GOAL OF THE EXERCISE:
Each record below should appear again exactly as written.

Start STORED ROWS

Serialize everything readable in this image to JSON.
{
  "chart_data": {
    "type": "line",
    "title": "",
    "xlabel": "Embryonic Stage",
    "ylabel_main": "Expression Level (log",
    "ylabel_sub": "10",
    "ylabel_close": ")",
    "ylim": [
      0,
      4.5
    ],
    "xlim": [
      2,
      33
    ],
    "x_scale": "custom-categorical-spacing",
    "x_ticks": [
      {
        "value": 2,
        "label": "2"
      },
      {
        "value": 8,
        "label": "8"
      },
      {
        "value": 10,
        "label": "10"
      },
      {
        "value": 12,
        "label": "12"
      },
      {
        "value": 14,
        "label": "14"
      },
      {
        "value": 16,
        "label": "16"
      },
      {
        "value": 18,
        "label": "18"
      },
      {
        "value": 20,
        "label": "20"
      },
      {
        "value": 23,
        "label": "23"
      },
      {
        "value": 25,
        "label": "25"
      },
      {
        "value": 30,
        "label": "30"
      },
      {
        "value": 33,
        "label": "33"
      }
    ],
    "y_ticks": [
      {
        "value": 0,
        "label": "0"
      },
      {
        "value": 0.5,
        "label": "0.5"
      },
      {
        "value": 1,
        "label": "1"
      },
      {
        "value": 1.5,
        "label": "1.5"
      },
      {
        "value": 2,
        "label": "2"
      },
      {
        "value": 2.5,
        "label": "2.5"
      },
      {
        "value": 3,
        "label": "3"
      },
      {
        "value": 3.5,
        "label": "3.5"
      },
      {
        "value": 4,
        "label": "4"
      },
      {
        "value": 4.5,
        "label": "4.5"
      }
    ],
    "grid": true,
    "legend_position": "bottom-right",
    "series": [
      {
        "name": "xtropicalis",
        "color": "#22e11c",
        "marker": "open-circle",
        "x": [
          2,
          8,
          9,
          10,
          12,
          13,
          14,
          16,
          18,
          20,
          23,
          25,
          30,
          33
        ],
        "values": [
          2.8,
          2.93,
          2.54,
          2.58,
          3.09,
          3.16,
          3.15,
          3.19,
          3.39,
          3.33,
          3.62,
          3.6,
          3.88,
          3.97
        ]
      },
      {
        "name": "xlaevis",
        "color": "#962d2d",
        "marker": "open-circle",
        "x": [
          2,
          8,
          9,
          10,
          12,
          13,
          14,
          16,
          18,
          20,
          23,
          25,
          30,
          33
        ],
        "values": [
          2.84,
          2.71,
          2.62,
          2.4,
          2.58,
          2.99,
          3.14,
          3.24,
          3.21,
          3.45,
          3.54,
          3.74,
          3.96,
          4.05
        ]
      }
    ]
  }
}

End STORED ROWS

TASK RESULT:
Serialize everything readable in this image to JSON.
{
  "chart_data": {
    "type": "line",
    "title": "",
    "xlabel": "Embryonic Stage",
    "ylabel_main": "Expression Level (log",
    "ylabel_sub": "10",
    "ylabel_close": ")",
    "ylim": [
      0,
      4.5
    ],
    "xlim": [
      2,
      33
    ],
    "x_scale": "custom-categorical-spacing",
    "x_ticks": [
      {
        "value": 2,
        "label": "2"
      },
      {
        "value": 8,
        "label": "8"
      },
      {
        "value": 10,
        "label": "10"
      },
      {
        "value": 12,
        "label": "12"
      },
      {
        "value": 14,
        "label": "14"
      },
      {
        "value": 16,
        "label": "16"
      },
      {
        "value": 18,
        "label": "18"
      },
      {
        "value": 20,
        "label": "20"
      },
      {
        "value": 23,
        "label": "23"
      },
      {
        "value": 25,
        "label": "25"
      },
      {
        "value": 30,
        "label": "30"
      },
      {
        "value": 33,
        "label": "33"
      }
    ],
    "y_ticks": [
      {
        "value": 0,
        "label": "0"
      },
      {
        "value": 0.5,
        "label": "0.5"
      },
      {
        "value": 1,
        "label": "1"
      },
      {
        "value": 1.5,
        "label": "1.5"
      },
      {
        "value": 2,
        "label": "2"
      },
      {
        "value": 2.5,
        "label": "2.5"
      },
      {
        "value": 3,
        "label": "3"
      },
      {
        "value": 3.5,
        "label": "3.5"
      },
      {
        "value": 4,
        "label": "4"
      },
      {
        "value": 4.5,
        "label": "4.5"
      }
    ],
    "grid": true,
    "legend_position": "bottom-right",
    "series": [
      {
        "name": "xtropicalis",
        "color": "#22e11c",
        "marker": "open-circle",
        "x": [
          2,
          8,
          9,
          10,
          12,
          13,
          14,
          16,
          18,
          20,
          23,
          25,
          30,
          33
        ],
        "values": [
          2.8,
          2.93,
          2.54,
          2.58,
          3.09,
          3.16,
          3.15,
          3.19,
          3.39,
          3.33,
          3.62,
          3.6,
          3.88,
          3.97
        ]
      },
      {
        "name": "xlaevis",
        "color": "#962d2d",
        "marker": "open-circle",
        "x": [
          2,
          8,
          9,
          10,
          12,
          13,
          14,
          16,
          18,
          20,
          23,
          25,
          30,
          33
        ],
        "values": [
          2.84,
          2.71,
          2.62,
          2.4,
          2.58,
          2.99,
          3.14,
          3.24,
          3.21,
          3.45,
          3.54,
          3.74,
          3.96,
          4.05
        ]
      }
    ]
  }
}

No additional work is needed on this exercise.